### RECORD SET ###
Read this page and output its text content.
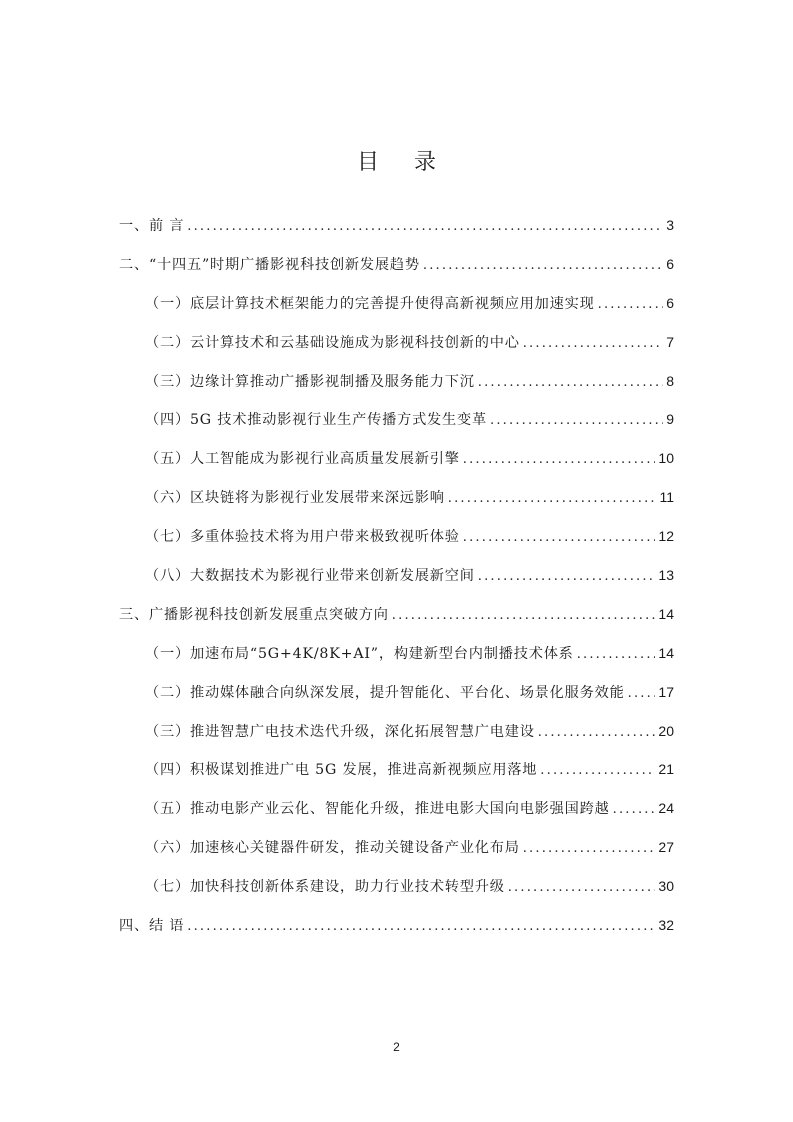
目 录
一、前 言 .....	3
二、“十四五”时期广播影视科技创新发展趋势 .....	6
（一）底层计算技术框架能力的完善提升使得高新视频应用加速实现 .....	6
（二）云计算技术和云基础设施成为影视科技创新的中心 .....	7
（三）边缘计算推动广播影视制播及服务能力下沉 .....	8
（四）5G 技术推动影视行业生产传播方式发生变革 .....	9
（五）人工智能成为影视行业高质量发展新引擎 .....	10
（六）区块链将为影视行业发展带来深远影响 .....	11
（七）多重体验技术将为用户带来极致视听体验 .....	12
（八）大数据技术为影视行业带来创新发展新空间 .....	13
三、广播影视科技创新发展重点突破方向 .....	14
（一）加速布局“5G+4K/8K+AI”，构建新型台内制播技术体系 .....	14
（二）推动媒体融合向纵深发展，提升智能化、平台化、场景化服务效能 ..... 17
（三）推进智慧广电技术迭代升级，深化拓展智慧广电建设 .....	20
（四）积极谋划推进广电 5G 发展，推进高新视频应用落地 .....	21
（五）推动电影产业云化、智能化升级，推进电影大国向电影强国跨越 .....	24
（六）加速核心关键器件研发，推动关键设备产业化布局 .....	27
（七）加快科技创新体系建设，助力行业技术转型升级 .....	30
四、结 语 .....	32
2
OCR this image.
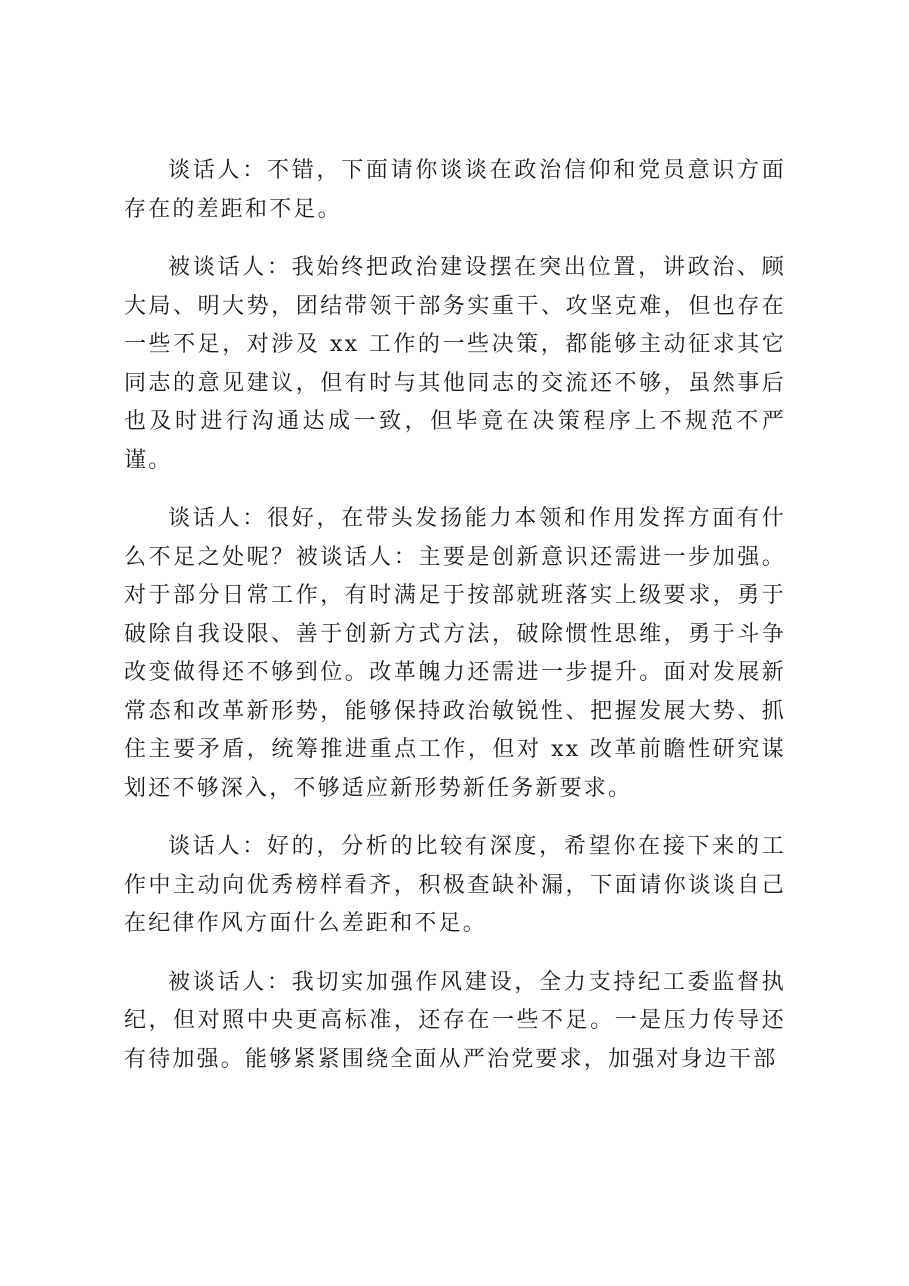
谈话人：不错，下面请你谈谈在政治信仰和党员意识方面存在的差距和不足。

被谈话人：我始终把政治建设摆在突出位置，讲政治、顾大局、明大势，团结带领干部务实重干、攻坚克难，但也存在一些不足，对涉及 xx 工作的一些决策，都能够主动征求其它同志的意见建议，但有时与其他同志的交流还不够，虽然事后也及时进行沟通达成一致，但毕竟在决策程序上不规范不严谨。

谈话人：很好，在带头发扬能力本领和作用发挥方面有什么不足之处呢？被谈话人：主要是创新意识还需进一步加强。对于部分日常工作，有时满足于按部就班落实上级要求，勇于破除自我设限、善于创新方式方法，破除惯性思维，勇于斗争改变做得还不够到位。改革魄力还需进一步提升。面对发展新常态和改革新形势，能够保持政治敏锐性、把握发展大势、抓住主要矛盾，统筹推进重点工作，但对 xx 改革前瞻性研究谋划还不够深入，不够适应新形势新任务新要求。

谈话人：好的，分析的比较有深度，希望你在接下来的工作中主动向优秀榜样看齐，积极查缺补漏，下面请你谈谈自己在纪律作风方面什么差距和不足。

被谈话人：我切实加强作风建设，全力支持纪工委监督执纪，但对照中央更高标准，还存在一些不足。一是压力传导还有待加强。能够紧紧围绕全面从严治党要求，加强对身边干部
###
**PROBLEM REQUIREMENTS:** Every record above should come back exactly, but without its pictures.

**FINISHED TASK:**
Read this page and output its text content.
目 录
一、前 言 .....	3
二、“十四五”时期广播影视科技创新发展趋势 .....	6
（一）底层计算技术框架能力的完善提升使得高新视频应用加速实现 .....	6
（二）云计算技术和云基础设施成为影视科技创新的中心 .....	7
（三）边缘计算推动广播影视制播及服务能力下沉 .....	8
（四）5G 技术推动影视行业生产传播方式发生变革 .....	9
（五）人工智能成为影视行业高质量发展新引擎 .....	10
（六）区块链将为影视行业发展带来深远影响 .....	11
（七）多重体验技术将为用户带来极致视听体验 .....	12
（八）大数据技术为影视行业带来创新发展新空间 .....	13
三、广播影视科技创新发展重点突破方向 .....	14
（一）加速布局“5G+4K/8K+AI”，构建新型台内制播技术体系 .....	14
（二）推动媒体融合向纵深发展，提升智能化、平台化、场景化服务效能 ..... 17
（三）推进智慧广电技术迭代升级，深化拓展智慧广电建设 .....	20
（四）积极谋划推进广电 5G 发展，推进高新视频应用落地 .....	21
（五）推动电影产业云化、智能化升级，推进电影大国向电影强国跨越 .....	24
（六）加速核心关键器件研发，推动关键设备产业化布局 .....	27
（七）加快科技创新体系建设，助力行业技术转型升级 .....	30
四、结 语 .....	32
2
OCR this image.
谈话人：不错，下面请你谈谈在政治信仰和党员意识方面存在的差距和不足。

被谈话人：我始终把政治建设摆在突出位置，讲政治、顾大局、明大势，团结带领干部务实重干、攻坚克难，但也存在一些不足，对涉及 xx 工作的一些决策，都能够主动征求其它同志的意见建议，但有时与其他同志的交流还不够，虽然事后也及时进行沟通达成一致，但毕竟在决策程序上不规范不严谨。

谈话人：很好，在带头发扬能力本领和作用发挥方面有什么不足之处呢？被谈话人：主要是创新意识还需进一步加强。对于部分日常工作，有时满足于按部就班落实上级要求，勇于破除自我设限、善于创新方式方法，破除惯性思维，勇于斗争改变做得还不够到位。改革魄力还需进一步提升。面对发展新常态和改革新形势，能够保持政治敏锐性、把握发展大势、抓住主要矛盾，统筹推进重点工作，但对 xx 改革前瞻性研究谋划还不够深入，不够适应新形势新任务新要求。

谈话人：好的，分析的比较有深度，希望你在接下来的工作中主动向优秀榜样看齐，积极查缺补漏，下面请你谈谈自己在纪律作风方面什么差距和不足。

被谈话人：我切实加强作风建设，全力支持纪工委监督执纪，但对照中央更高标准，还存在一些不足。一是压力传导还有待加强。能够紧紧围绕全面从严治党要求，加强对身边干部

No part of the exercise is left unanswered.